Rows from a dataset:
* * *

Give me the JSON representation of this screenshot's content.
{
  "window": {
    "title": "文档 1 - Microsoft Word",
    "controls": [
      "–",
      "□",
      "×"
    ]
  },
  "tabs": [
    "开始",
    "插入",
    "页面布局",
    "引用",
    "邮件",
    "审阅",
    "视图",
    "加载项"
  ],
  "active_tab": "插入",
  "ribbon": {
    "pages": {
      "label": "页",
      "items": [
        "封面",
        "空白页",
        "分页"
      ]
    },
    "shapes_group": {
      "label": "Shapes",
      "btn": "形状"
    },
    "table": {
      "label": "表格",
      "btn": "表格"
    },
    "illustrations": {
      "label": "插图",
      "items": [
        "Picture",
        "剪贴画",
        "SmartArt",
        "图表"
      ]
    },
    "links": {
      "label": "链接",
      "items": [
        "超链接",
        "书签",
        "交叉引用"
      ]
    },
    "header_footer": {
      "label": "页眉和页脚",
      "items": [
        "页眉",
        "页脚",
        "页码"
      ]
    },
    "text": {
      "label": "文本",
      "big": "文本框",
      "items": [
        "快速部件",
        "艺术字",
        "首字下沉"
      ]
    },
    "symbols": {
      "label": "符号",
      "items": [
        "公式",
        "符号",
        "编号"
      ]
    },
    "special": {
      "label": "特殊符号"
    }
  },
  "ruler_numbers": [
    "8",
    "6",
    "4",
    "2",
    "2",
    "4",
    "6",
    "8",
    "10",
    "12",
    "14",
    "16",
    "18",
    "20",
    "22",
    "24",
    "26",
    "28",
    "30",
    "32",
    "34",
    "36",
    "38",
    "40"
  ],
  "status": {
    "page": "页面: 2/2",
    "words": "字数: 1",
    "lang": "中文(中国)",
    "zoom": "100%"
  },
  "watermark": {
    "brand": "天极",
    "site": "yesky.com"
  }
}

* * *

◆ Objective
Say how many lines of the data include the word "label". Respond with the number alone.

◆ Correct result
9